• _Dataset entries_
○ ○ ○
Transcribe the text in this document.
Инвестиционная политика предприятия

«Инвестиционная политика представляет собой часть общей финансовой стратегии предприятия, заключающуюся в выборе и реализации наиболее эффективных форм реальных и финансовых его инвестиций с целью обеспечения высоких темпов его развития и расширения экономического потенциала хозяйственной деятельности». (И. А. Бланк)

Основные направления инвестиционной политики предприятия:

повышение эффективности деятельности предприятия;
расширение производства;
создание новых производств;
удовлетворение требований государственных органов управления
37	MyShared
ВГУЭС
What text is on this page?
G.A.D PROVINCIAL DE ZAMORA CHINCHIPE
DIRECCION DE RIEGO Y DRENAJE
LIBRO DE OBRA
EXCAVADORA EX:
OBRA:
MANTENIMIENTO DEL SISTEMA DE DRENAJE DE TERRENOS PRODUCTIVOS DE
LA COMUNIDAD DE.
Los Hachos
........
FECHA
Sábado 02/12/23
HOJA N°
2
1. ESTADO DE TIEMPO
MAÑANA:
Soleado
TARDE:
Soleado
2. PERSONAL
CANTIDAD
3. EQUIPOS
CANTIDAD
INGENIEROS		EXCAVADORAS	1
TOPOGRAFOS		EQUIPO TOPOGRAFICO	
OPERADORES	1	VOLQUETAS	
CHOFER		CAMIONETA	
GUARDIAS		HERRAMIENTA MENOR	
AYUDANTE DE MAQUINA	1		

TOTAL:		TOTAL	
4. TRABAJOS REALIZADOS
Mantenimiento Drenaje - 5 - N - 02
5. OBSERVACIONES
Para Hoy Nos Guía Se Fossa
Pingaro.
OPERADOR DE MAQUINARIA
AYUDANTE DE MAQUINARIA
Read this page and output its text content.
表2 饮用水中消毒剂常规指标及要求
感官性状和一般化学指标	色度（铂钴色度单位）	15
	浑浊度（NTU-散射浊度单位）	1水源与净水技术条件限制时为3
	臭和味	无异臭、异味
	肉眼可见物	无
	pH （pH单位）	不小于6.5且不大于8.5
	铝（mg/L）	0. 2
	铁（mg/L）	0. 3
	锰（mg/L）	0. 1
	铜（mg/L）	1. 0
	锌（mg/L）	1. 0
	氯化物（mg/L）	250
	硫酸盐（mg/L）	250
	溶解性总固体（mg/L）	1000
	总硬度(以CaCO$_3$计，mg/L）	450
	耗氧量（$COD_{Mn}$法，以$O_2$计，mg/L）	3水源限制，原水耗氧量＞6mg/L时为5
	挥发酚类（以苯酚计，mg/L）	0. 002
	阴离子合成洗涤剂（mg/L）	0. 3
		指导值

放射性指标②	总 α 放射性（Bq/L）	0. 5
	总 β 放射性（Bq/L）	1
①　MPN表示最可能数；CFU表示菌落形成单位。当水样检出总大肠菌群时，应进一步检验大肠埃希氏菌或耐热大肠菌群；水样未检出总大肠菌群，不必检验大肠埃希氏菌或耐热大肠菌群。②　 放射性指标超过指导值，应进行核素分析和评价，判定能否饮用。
○ ○ ○
• _What needs to be done_
Work out how many lines of the data above hold the word "text", and write only the count.

• _Exercise response_
3